# Input records start

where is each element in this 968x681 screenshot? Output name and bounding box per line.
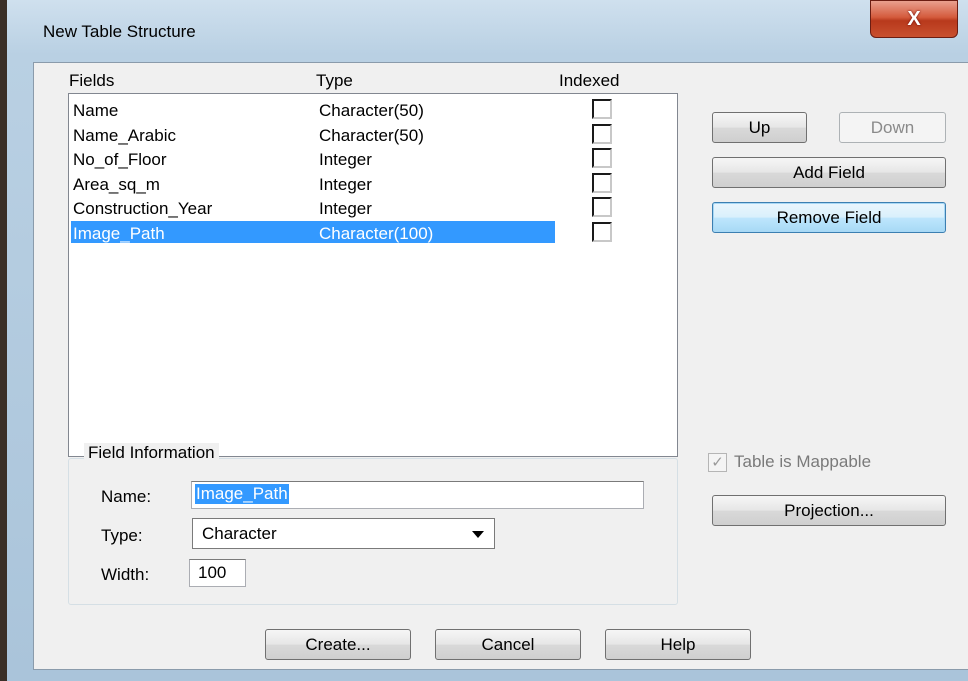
width-input[interactable]: 100 bbox=[189, 559, 246, 587]
field-row[interactable]: Image_Path Character(100) bbox=[69, 220, 677, 245]
checkmark-icon: ✓ bbox=[711, 454, 724, 471]
field-name: Name_Arabic bbox=[73, 125, 176, 145]
chevron-down-icon bbox=[472, 531, 484, 538]
indexed-checkbox[interactable] bbox=[592, 99, 612, 119]
width-input-value: 100 bbox=[198, 563, 227, 582]
indexed-checkbox[interactable] bbox=[592, 148, 612, 168]
field-type: Integer bbox=[319, 150, 372, 169]
create-button[interactable]: Create... bbox=[265, 629, 411, 660]
field-row[interactable]: Construction_Year Integer bbox=[69, 196, 677, 220]
type-dropdown-value: Character bbox=[202, 524, 277, 543]
field-name: No_of_Floor bbox=[73, 150, 167, 169]
type-dropdown[interactable]: Character bbox=[192, 518, 495, 549]
close-icon: X bbox=[907, 7, 921, 30]
name-input[interactable]: Image_Path bbox=[191, 481, 644, 509]
dialog-window: New Table Structure X Fields Type Indexe… bbox=[0, 0, 968, 681]
title-bar[interactable]: New Table Structure X bbox=[7, 0, 968, 62]
column-header-fields: Fields bbox=[69, 71, 115, 90]
field-type: Character(100) bbox=[319, 223, 434, 243]
field-information-label: Field Information bbox=[84, 443, 219, 463]
indexed-checkbox[interactable] bbox=[592, 172, 612, 193]
dialog-client-area: Fields Type Indexed Name Character(50) Nam… bbox=[33, 62, 968, 670]
field-type: Integer bbox=[319, 174, 372, 194]
name-label: Name: bbox=[101, 487, 152, 506]
up-button[interactable]: Up bbox=[712, 112, 807, 143]
field-row[interactable]: Name_Arabic Character(50) bbox=[69, 123, 677, 147]
field-type: Integer bbox=[319, 199, 372, 218]
field-type: Character(50) bbox=[319, 101, 424, 120]
field-row[interactable]: Name Character(50) bbox=[69, 98, 677, 122]
fields-list[interactable]: Name Character(50) Name_Arabic Character(50… bbox=[68, 93, 678, 457]
column-header-indexed: Indexed bbox=[559, 71, 620, 90]
help-button[interactable]: Help bbox=[605, 629, 751, 660]
remove-field-button[interactable]: Remove Field bbox=[712, 202, 946, 233]
table-is-mappable-checkbox[interactable]: ✓ bbox=[708, 453, 727, 472]
down-button[interactable]: Down bbox=[839, 112, 946, 143]
add-field-button[interactable]: Add Field bbox=[712, 157, 946, 188]
indexed-checkbox[interactable] bbox=[592, 221, 612, 242]
field-name: Image_Path bbox=[73, 223, 165, 243]
field-row[interactable]: Area_sq_m Integer bbox=[69, 172, 677, 196]
indexed-checkbox[interactable] bbox=[592, 197, 612, 217]
table-is-mappable-label: Table is Mappable bbox=[734, 452, 872, 471]
field-name: Name bbox=[73, 101, 119, 120]
projection-button[interactable]: Projection... bbox=[712, 495, 946, 526]
dialog-title: New Table Structure bbox=[43, 22, 196, 41]
cancel-button[interactable]: Cancel bbox=[435, 629, 581, 660]
type-label: Type: bbox=[101, 526, 143, 545]
field-name: Area_sq_m bbox=[73, 174, 160, 194]
width-label: Width: bbox=[101, 565, 150, 584]
indexed-checkbox[interactable] bbox=[592, 123, 612, 144]
close-button[interactable]: X bbox=[870, 0, 958, 38]
field-type: Character(50) bbox=[319, 125, 424, 145]
name-input-value: Image_Path bbox=[195, 484, 289, 504]
field-row[interactable]: No_of_Floor Integer bbox=[69, 147, 677, 171]
field-name: Construction_Year bbox=[73, 199, 213, 218]
column-header-type: Type bbox=[316, 71, 353, 90]
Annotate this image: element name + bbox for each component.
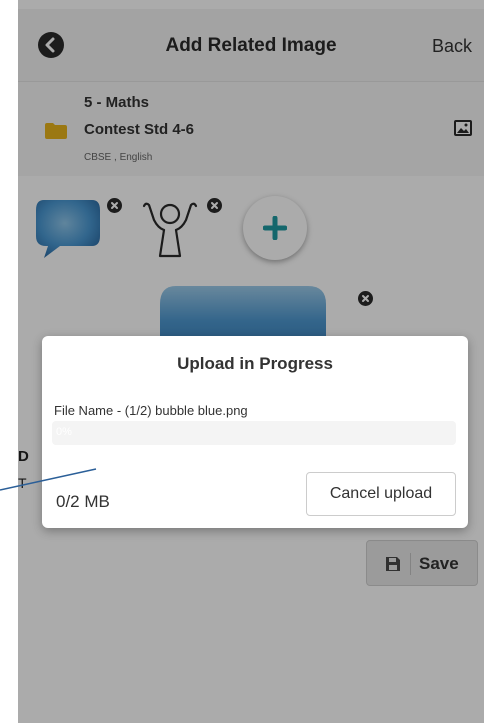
upload-size-label: 0/2 MB — [56, 492, 110, 511]
file-name-label: File Name - (1/2) bubble blue.png — [54, 403, 248, 418]
modal-title: Upload in Progress — [177, 354, 333, 373]
upload-progress-bar: 0% — [52, 421, 456, 445]
upload-progress-text: 0% — [56, 426, 72, 438]
app-frame: Add Related Image Back 5 - Maths Contest… — [18, 0, 484, 723]
cancel-upload-button[interactable]: Cancel upload — [306, 472, 456, 516]
upload-progress-modal: Upload in Progress File Name - (1/2) bub… — [42, 336, 468, 528]
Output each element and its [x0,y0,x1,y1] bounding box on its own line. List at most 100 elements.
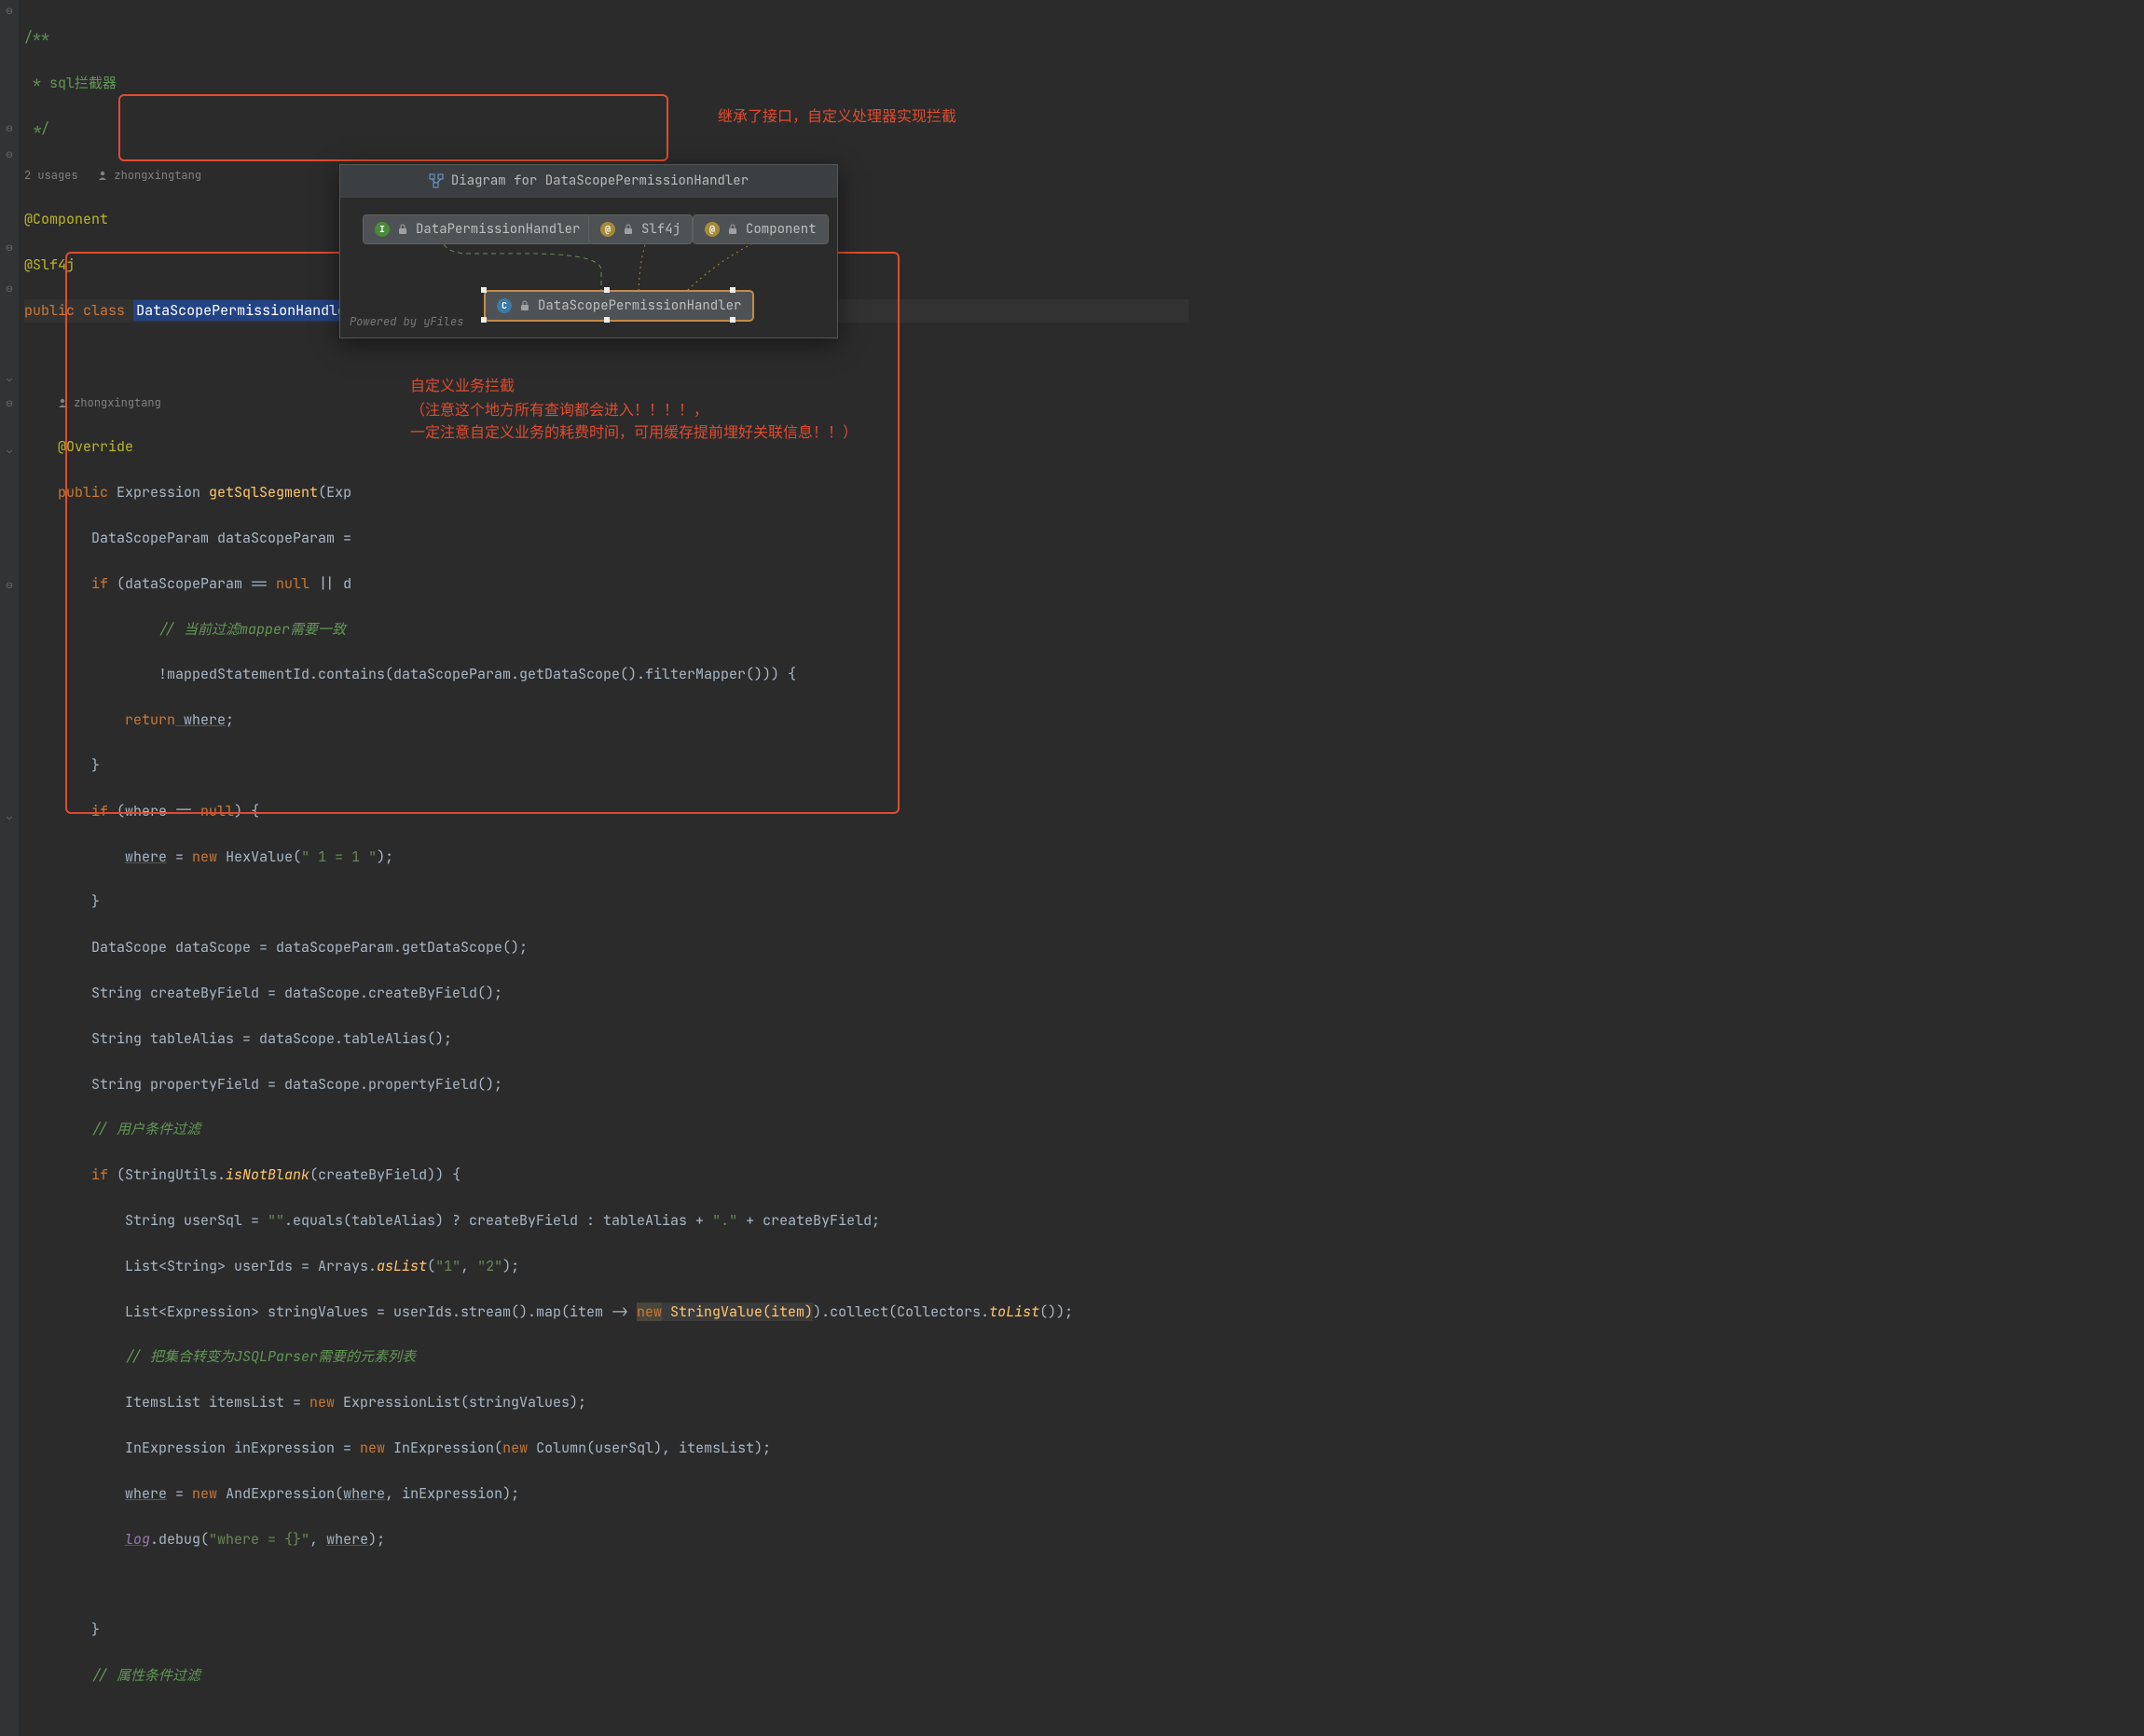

# Input records end

Written exercise:
Copy every one of the rows above word for word, leaving out the pictures.

Written response:
where is each element in this 968x681 screenshot? Output name and bounding box per line.
width-input[interactable]: 100 bbox=[189, 559, 246, 587]
field-row[interactable]: Image_Path Character(100) bbox=[69, 220, 677, 245]
checkmark-icon: ✓ bbox=[711, 454, 724, 471]
field-name: Name_Arabic bbox=[73, 125, 176, 145]
chevron-down-icon bbox=[472, 531, 484, 538]
indexed-checkbox[interactable] bbox=[592, 99, 612, 119]
width-input-value: 100 bbox=[198, 563, 227, 582]
indexed-checkbox[interactable] bbox=[592, 148, 612, 168]
field-type: Integer bbox=[319, 150, 372, 169]
create-button[interactable]: Create... bbox=[265, 629, 411, 660]
field-row[interactable]: Construction_Year Integer bbox=[69, 196, 677, 220]
type-dropdown-value: Character bbox=[202, 524, 277, 543]
field-name: No_of_Floor bbox=[73, 150, 167, 169]
type-dropdown[interactable]: Character bbox=[192, 518, 495, 549]
close-icon: X bbox=[907, 7, 921, 30]
name-input[interactable]: Image_Path bbox=[191, 481, 644, 509]
dialog-window: New Table Structure X Fields Type Indexe… bbox=[0, 0, 968, 681]
title-bar[interactable]: New Table Structure X bbox=[7, 0, 968, 62]
column-header-fields: Fields bbox=[69, 71, 115, 90]
field-type: Character(100) bbox=[319, 223, 434, 243]
field-information-label: Field Information bbox=[84, 443, 219, 463]
indexed-checkbox[interactable] bbox=[592, 172, 612, 193]
dialog-client-area: Fields Type Indexed Name Character(50) Nam… bbox=[33, 62, 968, 670]
field-type: Integer bbox=[319, 174, 372, 194]
name-label: Name: bbox=[101, 487, 152, 506]
up-button[interactable]: Up bbox=[712, 112, 807, 143]
field-row[interactable]: Name_Arabic Character(50) bbox=[69, 123, 677, 147]
field-type: Integer bbox=[319, 199, 372, 218]
field-type: Character(50) bbox=[319, 101, 424, 120]
field-row[interactable]: Name Character(50) bbox=[69, 98, 677, 122]
fields-list[interactable]: Name Character(50) Name_Arabic Character(50… bbox=[68, 93, 678, 457]
column-header-indexed: Indexed bbox=[559, 71, 620, 90]
help-button[interactable]: Help bbox=[605, 629, 751, 660]
remove-field-button[interactable]: Remove Field bbox=[712, 202, 946, 233]
table-is-mappable-checkbox[interactable]: ✓ bbox=[708, 453, 727, 472]
down-button[interactable]: Down bbox=[839, 112, 946, 143]
add-field-button[interactable]: Add Field bbox=[712, 157, 946, 188]
indexed-checkbox[interactable] bbox=[592, 221, 612, 242]
field-name: Image_Path bbox=[73, 223, 165, 243]
field-row[interactable]: Area_sq_m Integer bbox=[69, 172, 677, 196]
indexed-checkbox[interactable] bbox=[592, 197, 612, 217]
table-is-mappable-label: Table is Mappable bbox=[734, 452, 872, 471]
field-name: Name bbox=[73, 101, 119, 120]
projection-button[interactable]: Projection... bbox=[712, 495, 946, 526]
dialog-title: New Table Structure bbox=[43, 22, 196, 41]
cancel-button[interactable]: Cancel bbox=[435, 629, 581, 660]
type-label: Type: bbox=[101, 526, 143, 545]
field-name: Area_sq_m bbox=[73, 174, 160, 194]
width-label: Width: bbox=[101, 565, 150, 584]
indexed-checkbox[interactable] bbox=[592, 123, 612, 144]
close-button[interactable]: X bbox=[870, 0, 958, 38]
field-type: Character(50) bbox=[319, 125, 424, 145]
name-input-value: Image_Path bbox=[195, 484, 289, 504]
field-row[interactable]: No_of_Floor Integer bbox=[69, 147, 677, 171]
field-name: Construction_Year bbox=[73, 199, 213, 218]
column-header-type: Type bbox=[316, 71, 353, 90]
Annotate this image: element name + bbox for each component.
upload-size-label: 0/2 MB — [56, 492, 110, 511]
file-name-label: File Name - (1/2) bubble blue.png — [54, 403, 248, 418]
modal-title: Upload in Progress — [177, 354, 333, 373]
upload-progress-bar: 0% — [52, 421, 456, 445]
upload-progress-text: 0% — [56, 426, 72, 438]
app-frame: Add Related Image Back 5 - Maths Contest… — [18, 0, 484, 723]
cancel-upload-button[interactable]: Cancel upload — [306, 472, 456, 516]
upload-progress-modal: Upload in Progress File Name - (1/2) bub… — [42, 336, 468, 528]
Output each element and its [x0,y0,x1,y1] bounding box on its own line. List at most 100 elements.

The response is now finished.